##### SEZIONE DEL DOCUMENTO #####
Mykestesia

Francesca Melluso e Federico Pipia

MERCOLEDÌ 9 SETTEMBRE ORE 18
Parco Villa Angeletti
(ingresso Via de’ Carracci 65)

durata 25’
ingresso libero

 

Soggetto Giulio Musso
Regia Francesca Melluso, Federico Pipia
Coreografia, performance Francesca Melluso
Sound design, allestimento scenico Federico Pipia
Costume Dora Argento
Produzione PinDoc
Con il contributo di MiC e Regione Sicilia
Con il sostegno di Dancescapes 2025, promosso da Danza Urbana ETS, del MiC, di IntercettAzioni – Centro di Residenza Artistica della Lombardia e con il supporto di h(abita)t – rete di spazi per la danza – e in collaborazione con ORA – Orobie Residenze Artistiche –  e la Rassegna Rami d’ORA di Associazione Laagam

Attraverso una ricerca coreografica basata sullo studio di time-lapse micologici e su pratiche somatiche site-specific, il dispositivo performativo Mykestesia indaga le possibilità della decostruzione e ricostruzione dei segni, i movimenti e le logiche di resilienza del regno dei funghi. La performer, all’interno di uno spazio scenico aperto, valicabile da parte del pubblico, si immedesima in un essere ibrido il cui linguaggio e la cui gestualità sono formati da elementi eterogenei in continua mutazione formale. Questa creatura, inizialmente quiescente, nasce e si forma lentamente attraversando momenti di esplorazione gestuale, come a ricevere gli stimoli nervosi e semiotici dell’humus residuale che l’ha generata. Il suono è diffuso da un sistema audio multicanale e diventa parte del paesaggio che ospita la performance: segnali, soundscape artificiali e fonemi residuali del linguaggio umano emergono nel paesaggio come eco di una civiltà estinta.
Creazione vincitrice di BODYSCAPE nell’ambito di DANCESCAPES 2025, azione di Danza Urbana ETS

Francesca Melluso e Federico Pipia

Francesca Melluso (performer) e Federico Pipia (sound artist) sono un duo attivo nel campo delle arti performative. La loro ricerca indaga la relazione tra corpo e suono al confine tra esperienza sensibile e costruzione scenica. Insieme lavorano, dopo vari progetti tra teatro e audiovisivo, al progetto performativo Mykestesia e dal 2025 sono sostenuti dall’organismo nazionale di produzione della danza PinDoc ETS.
#####
** CONSEGNA **
Ricopia parola per parola il testo sulla performance Mykestesia da «Francesca Melluso (performer)» fino a «danza PinDoc ETS.» incluso. Il materiale riportato di seguito non è necessario per questo lavoro.
##### ESTRATTO DEL DATASET #####
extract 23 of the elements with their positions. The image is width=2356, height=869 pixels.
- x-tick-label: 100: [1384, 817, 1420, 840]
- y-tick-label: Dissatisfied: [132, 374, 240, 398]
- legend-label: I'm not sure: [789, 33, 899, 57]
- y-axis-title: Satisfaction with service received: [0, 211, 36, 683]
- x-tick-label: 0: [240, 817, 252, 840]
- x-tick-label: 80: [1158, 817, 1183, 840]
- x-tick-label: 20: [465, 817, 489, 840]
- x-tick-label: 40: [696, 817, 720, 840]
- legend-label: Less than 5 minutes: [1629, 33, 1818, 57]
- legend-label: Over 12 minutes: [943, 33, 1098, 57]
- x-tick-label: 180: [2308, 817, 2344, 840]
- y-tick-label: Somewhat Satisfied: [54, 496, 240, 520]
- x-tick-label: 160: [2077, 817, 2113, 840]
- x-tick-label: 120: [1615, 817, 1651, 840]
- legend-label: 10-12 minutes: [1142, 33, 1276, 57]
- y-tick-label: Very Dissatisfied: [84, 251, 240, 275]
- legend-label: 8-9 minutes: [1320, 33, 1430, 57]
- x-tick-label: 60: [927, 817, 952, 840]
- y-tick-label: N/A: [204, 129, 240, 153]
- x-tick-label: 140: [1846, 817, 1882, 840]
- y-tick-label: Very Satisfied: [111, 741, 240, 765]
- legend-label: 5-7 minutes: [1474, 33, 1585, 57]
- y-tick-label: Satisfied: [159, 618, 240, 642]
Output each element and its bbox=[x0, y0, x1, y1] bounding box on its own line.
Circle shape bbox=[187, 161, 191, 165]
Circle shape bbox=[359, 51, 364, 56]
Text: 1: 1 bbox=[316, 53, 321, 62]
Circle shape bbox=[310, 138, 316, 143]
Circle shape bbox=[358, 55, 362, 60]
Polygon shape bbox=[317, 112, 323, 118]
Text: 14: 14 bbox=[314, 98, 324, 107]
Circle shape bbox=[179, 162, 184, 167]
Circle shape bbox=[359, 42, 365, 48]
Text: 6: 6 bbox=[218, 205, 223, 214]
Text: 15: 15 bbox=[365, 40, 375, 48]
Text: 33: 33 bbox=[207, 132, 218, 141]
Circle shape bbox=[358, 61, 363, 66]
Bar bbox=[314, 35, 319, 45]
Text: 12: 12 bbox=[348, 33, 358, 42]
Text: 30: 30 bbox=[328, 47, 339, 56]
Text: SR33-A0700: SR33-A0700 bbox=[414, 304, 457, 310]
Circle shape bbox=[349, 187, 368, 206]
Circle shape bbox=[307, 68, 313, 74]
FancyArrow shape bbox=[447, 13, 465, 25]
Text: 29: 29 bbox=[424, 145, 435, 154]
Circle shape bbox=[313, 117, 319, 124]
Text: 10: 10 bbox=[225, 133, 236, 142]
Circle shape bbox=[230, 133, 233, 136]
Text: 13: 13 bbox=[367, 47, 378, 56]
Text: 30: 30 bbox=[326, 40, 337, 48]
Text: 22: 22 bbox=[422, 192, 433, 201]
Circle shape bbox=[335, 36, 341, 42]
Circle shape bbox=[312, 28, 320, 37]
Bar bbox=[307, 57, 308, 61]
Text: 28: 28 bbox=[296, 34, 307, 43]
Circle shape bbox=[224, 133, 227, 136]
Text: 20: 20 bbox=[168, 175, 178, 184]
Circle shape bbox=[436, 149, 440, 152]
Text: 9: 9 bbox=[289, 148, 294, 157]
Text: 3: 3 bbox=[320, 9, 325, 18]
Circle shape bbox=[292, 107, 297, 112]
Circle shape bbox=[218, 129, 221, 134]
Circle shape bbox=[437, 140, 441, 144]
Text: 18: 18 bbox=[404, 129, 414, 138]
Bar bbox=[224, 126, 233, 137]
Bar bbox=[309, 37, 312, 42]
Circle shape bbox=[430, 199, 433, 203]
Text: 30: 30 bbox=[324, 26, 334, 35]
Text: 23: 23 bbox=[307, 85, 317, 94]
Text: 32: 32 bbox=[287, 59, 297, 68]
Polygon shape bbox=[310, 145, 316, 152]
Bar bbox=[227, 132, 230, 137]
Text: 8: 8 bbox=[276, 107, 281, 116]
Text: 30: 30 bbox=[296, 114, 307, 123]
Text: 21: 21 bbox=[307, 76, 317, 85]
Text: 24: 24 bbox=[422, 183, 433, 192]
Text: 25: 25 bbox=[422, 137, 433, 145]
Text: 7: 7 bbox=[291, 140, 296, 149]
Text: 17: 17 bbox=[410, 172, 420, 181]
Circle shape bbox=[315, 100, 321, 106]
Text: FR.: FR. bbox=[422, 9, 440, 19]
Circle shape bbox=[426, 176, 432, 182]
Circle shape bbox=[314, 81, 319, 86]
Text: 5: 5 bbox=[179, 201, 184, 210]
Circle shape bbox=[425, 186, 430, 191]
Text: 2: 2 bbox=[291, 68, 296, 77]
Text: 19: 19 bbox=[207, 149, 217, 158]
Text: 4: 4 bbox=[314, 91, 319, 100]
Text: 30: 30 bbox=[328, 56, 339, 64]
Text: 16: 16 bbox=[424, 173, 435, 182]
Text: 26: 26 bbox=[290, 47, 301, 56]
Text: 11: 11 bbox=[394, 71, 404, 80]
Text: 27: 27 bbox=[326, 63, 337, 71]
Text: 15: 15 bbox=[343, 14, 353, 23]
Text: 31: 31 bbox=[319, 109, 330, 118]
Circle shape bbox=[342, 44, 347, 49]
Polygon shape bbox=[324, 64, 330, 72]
#####
** RISPOSTA ALLA CONSEGNA **
Francesca Melluso (performer) e Federico Pipia (sound artist) sono un duo attivo nel campo delle arti performative. La loro ricerca indaga la relazione tra corpo e suono al confine tra esperienza sensibile e costruzione scenica. Insieme lavorano, dopo vari progetti tra teatro e audiovisivo, al progetto performativo Mykestesia e dal 2025 sono sostenuti dall’organismo nazionale di produzione della danza PinDoc ETS.